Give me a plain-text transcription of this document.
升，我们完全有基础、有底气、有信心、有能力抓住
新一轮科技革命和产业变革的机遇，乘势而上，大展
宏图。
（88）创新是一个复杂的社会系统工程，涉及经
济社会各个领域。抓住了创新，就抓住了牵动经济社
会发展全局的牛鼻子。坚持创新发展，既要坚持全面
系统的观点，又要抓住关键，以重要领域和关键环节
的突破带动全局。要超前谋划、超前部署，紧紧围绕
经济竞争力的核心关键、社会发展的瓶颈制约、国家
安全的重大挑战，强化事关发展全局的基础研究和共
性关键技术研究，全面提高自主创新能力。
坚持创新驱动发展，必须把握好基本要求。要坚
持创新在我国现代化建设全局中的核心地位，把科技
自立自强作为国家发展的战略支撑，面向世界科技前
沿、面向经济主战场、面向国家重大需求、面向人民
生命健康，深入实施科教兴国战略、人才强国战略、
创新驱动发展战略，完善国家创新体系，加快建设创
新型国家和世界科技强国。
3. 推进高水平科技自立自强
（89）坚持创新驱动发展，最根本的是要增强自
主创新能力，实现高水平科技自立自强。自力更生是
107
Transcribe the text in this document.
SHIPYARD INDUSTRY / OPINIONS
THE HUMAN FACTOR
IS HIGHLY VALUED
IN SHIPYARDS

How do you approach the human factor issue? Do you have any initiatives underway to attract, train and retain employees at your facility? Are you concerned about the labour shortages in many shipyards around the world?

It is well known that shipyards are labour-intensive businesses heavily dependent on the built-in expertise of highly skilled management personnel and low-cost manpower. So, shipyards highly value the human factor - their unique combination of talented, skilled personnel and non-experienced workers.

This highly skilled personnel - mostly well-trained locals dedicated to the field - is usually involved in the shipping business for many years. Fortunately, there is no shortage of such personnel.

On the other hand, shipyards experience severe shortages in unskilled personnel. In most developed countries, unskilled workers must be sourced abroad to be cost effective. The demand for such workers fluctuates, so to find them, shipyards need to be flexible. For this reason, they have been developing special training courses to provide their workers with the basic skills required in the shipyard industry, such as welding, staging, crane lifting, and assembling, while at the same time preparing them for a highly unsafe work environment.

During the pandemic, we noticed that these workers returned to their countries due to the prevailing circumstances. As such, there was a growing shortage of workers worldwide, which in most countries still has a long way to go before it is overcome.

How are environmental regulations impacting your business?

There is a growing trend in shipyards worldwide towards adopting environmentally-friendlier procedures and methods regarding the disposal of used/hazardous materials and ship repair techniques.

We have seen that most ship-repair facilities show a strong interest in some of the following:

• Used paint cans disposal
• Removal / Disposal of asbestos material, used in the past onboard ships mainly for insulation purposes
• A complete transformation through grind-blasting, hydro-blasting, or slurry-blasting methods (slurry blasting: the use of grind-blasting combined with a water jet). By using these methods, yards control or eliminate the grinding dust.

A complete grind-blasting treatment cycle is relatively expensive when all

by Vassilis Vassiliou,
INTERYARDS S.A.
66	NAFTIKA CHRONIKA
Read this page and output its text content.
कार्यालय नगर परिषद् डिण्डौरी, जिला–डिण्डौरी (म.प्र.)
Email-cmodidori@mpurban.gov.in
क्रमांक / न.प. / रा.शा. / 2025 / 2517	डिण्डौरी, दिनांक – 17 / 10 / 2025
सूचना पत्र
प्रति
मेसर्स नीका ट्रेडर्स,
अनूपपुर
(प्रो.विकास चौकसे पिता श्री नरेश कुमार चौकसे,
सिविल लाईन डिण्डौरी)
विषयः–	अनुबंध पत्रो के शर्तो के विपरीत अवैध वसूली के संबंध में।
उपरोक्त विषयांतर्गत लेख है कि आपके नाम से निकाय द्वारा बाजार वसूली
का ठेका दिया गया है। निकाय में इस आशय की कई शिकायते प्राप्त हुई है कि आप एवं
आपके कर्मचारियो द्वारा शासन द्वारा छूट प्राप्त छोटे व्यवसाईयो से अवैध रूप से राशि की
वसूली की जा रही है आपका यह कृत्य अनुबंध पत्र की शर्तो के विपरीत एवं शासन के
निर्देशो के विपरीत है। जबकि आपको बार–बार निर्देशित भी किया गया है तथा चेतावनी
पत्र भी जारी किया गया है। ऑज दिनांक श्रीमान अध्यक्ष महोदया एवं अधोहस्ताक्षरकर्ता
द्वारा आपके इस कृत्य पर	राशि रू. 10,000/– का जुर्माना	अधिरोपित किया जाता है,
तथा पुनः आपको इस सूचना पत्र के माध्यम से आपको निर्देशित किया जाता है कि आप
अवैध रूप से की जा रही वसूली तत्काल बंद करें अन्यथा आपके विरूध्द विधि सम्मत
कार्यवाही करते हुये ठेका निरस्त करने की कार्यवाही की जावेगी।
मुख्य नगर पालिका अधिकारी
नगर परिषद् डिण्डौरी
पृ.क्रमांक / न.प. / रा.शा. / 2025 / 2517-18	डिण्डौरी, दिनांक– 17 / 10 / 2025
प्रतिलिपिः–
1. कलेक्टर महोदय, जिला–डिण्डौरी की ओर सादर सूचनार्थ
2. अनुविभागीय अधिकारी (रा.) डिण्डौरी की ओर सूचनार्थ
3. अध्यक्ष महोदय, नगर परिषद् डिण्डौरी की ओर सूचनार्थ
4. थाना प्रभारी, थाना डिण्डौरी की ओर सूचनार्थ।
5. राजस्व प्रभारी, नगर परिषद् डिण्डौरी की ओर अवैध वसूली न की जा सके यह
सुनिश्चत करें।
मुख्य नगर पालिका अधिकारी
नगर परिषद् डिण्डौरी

○ ○ ○ ○

--- EXERCISE ---
Gather each line in the entries above where the string "methods" is found.

--- RESULT OF THIS TASK ---
There is a growing trend in shipyards worldwide towards adopting environmentally-friendlier procedures and methods regarding the disposal of used/hazardous materials and ship repair techniques.
• A complete transformation through grind-blasting, hydro-blasting, or slurry-blasting methods (slurry blasting: the use of grind-blasting combined with a water jet). By using these methods, yards control or eliminate the grinding dust.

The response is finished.